**Task directions**
The lines to copy from the listing below are those that contain the string "type".

::: Extracted records

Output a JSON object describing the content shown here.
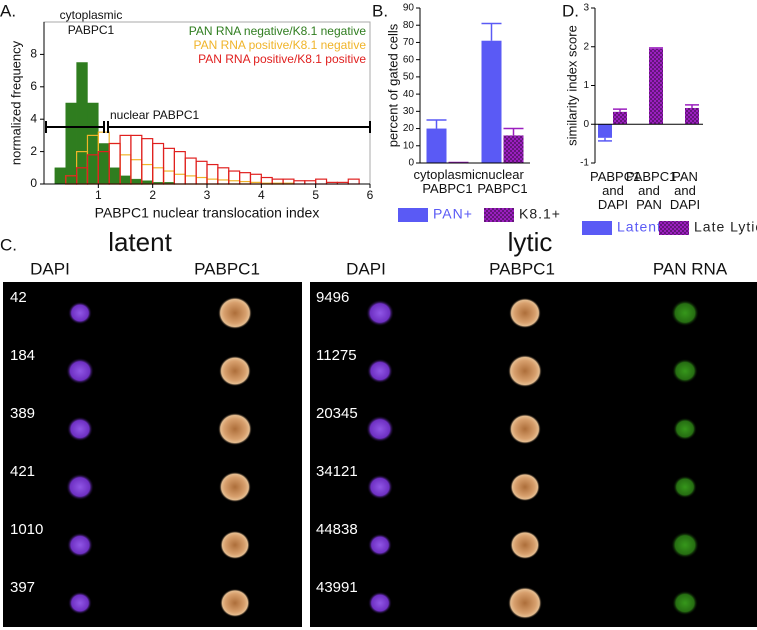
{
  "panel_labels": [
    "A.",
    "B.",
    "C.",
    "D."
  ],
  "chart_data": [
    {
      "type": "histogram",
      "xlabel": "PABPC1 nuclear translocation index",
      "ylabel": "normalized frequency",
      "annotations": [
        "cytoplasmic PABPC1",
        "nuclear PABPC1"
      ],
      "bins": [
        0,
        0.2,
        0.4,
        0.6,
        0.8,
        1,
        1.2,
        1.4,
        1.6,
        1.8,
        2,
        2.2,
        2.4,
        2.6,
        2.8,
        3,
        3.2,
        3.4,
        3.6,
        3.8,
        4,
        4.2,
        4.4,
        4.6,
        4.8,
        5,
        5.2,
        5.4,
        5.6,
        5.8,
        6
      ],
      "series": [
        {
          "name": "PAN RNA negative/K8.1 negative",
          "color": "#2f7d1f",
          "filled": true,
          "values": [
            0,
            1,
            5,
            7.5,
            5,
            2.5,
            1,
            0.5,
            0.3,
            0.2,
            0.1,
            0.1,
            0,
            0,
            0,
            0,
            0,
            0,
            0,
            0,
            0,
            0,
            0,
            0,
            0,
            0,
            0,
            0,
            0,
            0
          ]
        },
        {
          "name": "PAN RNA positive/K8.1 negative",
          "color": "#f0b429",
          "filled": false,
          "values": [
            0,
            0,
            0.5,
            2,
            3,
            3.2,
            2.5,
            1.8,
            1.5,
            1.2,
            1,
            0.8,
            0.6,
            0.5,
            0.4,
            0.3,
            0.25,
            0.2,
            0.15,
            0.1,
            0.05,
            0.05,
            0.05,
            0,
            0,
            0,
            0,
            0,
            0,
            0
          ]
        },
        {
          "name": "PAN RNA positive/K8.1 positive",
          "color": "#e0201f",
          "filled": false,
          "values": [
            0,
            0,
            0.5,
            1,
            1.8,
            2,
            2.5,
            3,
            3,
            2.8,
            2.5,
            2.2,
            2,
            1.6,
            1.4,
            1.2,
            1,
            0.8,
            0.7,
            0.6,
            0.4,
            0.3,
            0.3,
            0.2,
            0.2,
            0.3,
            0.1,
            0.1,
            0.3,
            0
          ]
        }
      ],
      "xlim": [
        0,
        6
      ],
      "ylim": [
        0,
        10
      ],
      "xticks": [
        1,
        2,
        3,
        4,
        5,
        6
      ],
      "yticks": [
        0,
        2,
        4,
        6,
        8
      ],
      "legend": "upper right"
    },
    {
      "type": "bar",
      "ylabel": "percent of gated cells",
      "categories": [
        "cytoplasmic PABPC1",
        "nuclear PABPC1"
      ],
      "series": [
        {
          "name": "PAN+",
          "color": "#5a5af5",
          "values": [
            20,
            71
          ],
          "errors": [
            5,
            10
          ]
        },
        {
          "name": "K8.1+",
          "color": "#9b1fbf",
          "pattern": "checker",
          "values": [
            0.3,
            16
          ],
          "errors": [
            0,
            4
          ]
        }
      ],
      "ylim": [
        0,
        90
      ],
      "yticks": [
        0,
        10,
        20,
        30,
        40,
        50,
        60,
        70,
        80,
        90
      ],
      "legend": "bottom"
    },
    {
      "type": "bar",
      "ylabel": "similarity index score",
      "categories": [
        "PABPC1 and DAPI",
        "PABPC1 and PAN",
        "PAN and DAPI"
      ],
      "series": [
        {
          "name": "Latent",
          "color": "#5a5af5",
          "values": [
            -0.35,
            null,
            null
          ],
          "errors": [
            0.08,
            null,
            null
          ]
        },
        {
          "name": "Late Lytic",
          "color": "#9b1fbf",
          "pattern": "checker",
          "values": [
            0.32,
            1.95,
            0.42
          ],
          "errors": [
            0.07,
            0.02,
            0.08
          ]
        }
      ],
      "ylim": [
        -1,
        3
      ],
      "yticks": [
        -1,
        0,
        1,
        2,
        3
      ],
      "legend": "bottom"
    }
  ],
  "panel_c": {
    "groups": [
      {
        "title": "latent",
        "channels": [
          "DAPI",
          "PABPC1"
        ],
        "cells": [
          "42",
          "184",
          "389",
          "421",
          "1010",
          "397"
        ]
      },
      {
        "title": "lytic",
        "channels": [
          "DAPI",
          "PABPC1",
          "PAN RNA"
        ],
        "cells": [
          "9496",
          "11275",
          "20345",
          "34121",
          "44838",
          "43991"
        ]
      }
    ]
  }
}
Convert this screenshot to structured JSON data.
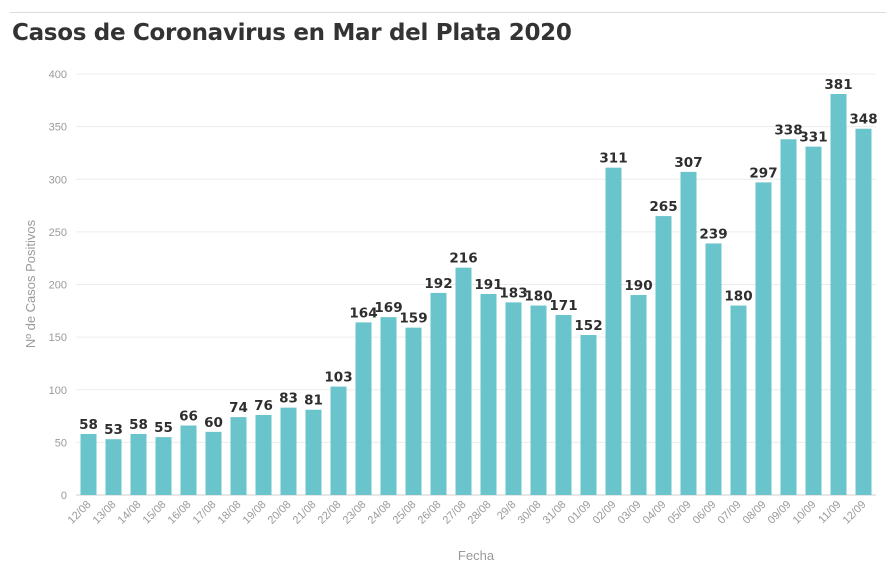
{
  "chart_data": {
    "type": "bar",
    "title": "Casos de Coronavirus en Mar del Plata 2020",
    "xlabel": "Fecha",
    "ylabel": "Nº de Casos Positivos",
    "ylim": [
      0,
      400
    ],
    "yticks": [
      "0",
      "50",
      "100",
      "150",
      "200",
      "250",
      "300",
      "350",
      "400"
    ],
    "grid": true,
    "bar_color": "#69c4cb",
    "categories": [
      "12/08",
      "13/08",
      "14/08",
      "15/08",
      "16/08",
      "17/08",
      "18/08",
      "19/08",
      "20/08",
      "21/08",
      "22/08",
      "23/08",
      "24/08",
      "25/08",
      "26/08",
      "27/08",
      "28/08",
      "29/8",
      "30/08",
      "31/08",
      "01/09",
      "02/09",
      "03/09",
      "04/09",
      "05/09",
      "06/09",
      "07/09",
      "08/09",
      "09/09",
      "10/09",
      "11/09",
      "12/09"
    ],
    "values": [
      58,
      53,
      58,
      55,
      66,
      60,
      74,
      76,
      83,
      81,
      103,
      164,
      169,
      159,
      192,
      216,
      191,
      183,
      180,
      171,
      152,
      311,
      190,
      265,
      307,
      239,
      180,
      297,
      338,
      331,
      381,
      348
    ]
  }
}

::::::

**Answer space**
      "type": "histogram",
      "type": "bar",
      "type": "bar",
    "type": "bar",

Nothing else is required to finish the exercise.